Brief: For the data below, work out how many lines include the string "Bytes" and report only the number.

Dataset extract:
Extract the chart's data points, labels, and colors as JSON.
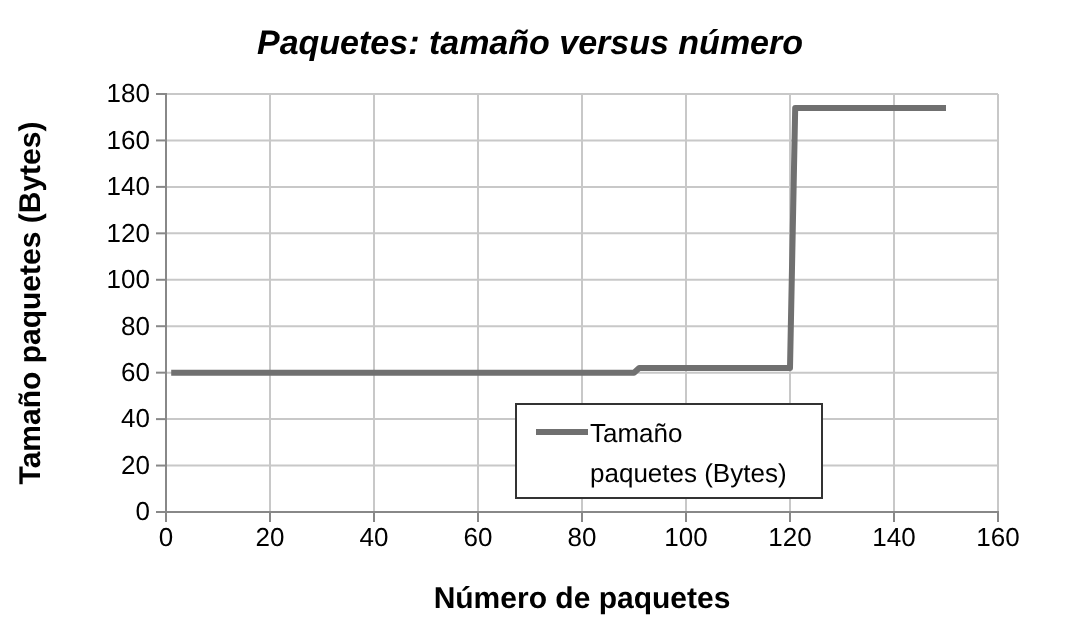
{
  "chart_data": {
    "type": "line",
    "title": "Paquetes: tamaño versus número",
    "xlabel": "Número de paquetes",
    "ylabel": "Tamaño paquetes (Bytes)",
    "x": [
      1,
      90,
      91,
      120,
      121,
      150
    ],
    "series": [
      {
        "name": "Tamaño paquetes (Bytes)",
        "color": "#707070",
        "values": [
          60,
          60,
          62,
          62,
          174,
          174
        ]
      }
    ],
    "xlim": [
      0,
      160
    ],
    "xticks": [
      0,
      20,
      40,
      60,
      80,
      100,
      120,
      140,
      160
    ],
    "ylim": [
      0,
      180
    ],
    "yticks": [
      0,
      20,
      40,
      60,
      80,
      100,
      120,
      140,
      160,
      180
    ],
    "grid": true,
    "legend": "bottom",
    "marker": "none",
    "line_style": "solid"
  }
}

Result for this task: 2